▸ **RECORDED INFORMATION**
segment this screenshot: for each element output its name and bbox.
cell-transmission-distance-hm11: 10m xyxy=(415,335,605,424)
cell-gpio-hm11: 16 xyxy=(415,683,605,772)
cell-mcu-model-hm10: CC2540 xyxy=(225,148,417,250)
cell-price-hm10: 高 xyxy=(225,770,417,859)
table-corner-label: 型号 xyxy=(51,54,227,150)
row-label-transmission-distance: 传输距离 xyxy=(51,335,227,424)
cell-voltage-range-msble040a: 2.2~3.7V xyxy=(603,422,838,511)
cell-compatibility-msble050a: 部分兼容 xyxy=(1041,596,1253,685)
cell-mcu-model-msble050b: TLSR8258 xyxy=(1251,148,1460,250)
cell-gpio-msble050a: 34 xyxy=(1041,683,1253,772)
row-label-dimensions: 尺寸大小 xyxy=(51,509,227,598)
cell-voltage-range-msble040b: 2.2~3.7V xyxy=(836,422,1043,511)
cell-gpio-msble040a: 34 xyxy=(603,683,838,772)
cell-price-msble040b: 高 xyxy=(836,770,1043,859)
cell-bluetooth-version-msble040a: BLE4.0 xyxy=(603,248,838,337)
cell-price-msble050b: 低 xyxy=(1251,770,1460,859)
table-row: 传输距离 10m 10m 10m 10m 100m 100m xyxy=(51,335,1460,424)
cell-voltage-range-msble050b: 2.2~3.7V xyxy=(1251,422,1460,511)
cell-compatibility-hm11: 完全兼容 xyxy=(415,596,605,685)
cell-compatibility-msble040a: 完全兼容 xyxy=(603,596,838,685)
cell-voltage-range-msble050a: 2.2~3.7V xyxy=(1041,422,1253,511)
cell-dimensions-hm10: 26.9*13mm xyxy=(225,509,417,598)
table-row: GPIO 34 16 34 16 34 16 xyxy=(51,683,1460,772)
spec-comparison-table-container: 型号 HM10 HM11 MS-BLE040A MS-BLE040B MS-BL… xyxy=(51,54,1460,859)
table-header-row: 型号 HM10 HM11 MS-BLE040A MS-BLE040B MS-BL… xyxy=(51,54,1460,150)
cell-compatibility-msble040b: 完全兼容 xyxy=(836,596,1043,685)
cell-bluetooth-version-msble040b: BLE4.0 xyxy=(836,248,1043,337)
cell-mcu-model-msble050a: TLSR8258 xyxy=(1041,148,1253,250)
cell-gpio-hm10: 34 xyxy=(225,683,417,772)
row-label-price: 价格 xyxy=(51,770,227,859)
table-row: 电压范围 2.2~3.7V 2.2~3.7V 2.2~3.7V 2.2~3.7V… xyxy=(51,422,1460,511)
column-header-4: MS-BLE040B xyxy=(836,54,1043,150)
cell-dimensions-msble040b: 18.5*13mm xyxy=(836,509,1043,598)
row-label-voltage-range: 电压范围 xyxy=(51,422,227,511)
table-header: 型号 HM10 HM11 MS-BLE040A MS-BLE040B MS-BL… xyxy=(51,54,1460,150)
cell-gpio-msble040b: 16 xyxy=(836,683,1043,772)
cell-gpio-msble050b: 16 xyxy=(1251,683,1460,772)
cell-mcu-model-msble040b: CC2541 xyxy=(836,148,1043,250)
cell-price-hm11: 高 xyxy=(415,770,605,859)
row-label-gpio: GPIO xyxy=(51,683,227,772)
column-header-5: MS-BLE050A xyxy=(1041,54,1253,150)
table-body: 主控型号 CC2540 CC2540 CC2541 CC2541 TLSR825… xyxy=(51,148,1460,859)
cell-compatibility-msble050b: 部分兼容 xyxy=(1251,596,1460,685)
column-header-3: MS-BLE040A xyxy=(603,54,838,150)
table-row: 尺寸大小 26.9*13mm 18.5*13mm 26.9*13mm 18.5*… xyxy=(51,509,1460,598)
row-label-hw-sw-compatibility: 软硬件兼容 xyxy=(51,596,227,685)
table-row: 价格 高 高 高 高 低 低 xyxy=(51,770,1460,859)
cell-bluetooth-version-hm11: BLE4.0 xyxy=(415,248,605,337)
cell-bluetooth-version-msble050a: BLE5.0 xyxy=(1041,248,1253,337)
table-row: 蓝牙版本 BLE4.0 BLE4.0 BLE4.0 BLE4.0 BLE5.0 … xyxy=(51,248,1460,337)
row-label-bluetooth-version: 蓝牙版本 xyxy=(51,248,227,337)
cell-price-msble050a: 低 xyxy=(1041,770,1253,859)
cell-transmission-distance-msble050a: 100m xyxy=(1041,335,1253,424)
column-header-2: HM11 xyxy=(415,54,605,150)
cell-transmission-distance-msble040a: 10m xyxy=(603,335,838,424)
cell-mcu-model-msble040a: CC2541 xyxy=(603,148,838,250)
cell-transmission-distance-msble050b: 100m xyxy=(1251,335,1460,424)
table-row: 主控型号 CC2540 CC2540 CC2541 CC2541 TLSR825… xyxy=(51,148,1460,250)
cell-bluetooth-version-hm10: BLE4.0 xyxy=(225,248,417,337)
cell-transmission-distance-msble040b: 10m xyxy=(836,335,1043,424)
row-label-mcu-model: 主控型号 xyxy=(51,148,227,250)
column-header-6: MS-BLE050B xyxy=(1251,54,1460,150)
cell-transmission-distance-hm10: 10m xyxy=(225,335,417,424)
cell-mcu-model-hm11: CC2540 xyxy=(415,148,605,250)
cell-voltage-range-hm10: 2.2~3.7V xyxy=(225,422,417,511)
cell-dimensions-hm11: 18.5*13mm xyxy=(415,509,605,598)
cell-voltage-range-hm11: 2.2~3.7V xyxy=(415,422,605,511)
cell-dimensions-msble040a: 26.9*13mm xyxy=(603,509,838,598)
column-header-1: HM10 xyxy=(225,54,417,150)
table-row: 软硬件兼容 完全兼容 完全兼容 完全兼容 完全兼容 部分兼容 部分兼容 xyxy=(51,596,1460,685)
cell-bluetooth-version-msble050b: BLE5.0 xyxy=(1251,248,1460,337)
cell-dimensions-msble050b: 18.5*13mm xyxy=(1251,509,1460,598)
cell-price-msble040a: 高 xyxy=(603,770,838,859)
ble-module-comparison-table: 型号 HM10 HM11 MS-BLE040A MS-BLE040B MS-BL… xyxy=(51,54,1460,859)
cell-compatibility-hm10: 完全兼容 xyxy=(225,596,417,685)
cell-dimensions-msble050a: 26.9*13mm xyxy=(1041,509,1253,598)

---

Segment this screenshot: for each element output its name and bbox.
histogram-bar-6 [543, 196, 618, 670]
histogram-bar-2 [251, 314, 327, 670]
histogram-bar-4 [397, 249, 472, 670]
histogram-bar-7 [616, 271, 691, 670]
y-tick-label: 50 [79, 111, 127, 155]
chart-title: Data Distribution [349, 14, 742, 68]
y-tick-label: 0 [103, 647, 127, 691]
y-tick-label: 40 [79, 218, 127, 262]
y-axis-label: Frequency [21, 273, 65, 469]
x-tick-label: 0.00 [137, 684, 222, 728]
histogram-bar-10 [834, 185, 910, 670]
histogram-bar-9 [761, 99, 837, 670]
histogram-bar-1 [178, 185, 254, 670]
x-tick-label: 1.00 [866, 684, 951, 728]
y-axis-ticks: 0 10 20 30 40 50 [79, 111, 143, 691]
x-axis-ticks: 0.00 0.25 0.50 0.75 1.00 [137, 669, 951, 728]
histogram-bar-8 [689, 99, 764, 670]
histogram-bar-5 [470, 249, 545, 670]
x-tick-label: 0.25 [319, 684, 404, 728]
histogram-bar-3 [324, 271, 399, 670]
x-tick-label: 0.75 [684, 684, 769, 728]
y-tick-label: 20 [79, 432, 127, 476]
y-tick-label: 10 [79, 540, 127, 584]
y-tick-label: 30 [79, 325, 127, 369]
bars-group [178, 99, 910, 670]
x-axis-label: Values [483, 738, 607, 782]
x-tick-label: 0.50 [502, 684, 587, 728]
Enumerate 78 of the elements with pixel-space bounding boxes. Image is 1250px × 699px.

...

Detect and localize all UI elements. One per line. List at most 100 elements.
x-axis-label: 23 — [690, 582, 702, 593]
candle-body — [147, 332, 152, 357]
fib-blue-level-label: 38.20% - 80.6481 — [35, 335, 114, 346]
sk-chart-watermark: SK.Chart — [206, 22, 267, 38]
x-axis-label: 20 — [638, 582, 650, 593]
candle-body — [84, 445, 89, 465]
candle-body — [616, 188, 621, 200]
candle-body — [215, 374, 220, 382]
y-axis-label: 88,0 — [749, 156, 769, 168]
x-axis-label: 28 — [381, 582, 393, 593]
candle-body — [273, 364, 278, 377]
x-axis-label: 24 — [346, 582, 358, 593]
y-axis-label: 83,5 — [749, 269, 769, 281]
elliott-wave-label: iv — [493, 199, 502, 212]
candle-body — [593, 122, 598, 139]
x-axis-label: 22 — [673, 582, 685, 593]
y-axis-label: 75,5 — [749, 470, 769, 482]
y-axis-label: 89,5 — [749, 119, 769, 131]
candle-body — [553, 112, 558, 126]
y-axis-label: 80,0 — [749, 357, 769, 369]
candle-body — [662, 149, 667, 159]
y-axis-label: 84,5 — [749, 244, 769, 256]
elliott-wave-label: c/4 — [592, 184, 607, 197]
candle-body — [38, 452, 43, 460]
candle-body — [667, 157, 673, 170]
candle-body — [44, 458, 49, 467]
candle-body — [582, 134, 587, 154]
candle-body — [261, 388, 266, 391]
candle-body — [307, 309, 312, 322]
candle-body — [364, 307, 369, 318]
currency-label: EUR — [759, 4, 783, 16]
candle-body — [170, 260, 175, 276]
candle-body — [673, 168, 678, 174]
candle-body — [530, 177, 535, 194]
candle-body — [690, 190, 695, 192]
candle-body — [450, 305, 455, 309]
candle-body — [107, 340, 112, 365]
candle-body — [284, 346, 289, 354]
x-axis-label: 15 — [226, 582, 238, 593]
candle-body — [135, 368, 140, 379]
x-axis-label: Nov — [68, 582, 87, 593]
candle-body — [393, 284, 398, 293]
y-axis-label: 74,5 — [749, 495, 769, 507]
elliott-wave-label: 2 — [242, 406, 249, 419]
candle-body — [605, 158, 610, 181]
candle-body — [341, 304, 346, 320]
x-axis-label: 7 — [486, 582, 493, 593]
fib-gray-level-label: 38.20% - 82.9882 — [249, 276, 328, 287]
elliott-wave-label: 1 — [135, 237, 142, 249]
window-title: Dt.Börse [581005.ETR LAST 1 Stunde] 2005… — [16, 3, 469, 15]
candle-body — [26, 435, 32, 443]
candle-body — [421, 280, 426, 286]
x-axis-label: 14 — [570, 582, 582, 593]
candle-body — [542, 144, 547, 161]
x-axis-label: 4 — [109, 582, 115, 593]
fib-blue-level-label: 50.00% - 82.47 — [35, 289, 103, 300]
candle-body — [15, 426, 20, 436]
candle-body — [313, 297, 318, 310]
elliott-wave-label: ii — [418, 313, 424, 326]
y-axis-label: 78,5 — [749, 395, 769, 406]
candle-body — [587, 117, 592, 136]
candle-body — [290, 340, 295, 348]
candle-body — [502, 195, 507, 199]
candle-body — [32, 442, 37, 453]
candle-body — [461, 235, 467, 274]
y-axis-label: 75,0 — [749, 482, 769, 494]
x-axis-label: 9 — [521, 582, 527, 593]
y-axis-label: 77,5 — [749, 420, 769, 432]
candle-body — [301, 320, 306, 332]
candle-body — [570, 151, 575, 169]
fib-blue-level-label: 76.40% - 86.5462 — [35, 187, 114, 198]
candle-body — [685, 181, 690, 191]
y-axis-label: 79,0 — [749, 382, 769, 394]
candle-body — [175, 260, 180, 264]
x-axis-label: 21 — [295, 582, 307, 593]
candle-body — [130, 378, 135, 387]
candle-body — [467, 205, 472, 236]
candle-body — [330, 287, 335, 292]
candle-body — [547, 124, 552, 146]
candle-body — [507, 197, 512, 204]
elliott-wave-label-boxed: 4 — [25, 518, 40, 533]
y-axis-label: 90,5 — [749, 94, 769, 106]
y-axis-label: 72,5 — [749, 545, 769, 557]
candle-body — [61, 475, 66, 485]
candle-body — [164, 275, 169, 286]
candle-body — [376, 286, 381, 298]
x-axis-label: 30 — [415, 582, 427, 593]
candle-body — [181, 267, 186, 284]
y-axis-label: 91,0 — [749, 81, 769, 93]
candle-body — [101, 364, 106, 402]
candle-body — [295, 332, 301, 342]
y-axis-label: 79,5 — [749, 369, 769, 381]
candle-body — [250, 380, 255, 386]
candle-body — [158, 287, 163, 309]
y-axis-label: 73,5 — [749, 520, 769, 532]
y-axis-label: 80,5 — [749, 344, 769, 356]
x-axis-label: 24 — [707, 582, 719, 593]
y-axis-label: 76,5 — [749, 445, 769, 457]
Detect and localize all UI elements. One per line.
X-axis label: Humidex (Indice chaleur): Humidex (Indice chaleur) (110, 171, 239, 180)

▸ **EXERCISE INSTRUCTIONS**
Change every "candle-body" to "candlestick-body" in the listing from the line with "Detect and localize all UI elements. One per line. List" up to and including the line with "y-axis-label: 75,5 — [749, 470, 769, 482]". Return only those lines, with nothing else altered.

▸ **COMPLETE ANSWER**
Detect and localize all UI elements. One per line. List at most 100 elements.
x-axis-label: 23 — [690, 582, 702, 593]
candlestick-body — [147, 332, 152, 357]
fib-blue-level-label: 38.20% - 80.6481 — [35, 335, 114, 346]
sk-chart-watermark: SK.Chart — [206, 22, 267, 38]
x-axis-label: 20 — [638, 582, 650, 593]
candlestick-body — [84, 445, 89, 465]
candlestick-body — [616, 188, 621, 200]
candlestick-body — [215, 374, 220, 382]
y-axis-label: 88,0 — [749, 156, 769, 168]
x-axis-label: 28 — [381, 582, 393, 593]
candlestick-body — [273, 364, 278, 377]
x-axis-label: 24 — [346, 582, 358, 593]
y-axis-label: 83,5 — [749, 269, 769, 281]
elliott-wave-label: iv — [493, 199, 502, 212]
candlestick-body — [593, 122, 598, 139]
x-axis-label: 22 — [673, 582, 685, 593]
y-axis-label: 75,5 — [749, 470, 769, 482]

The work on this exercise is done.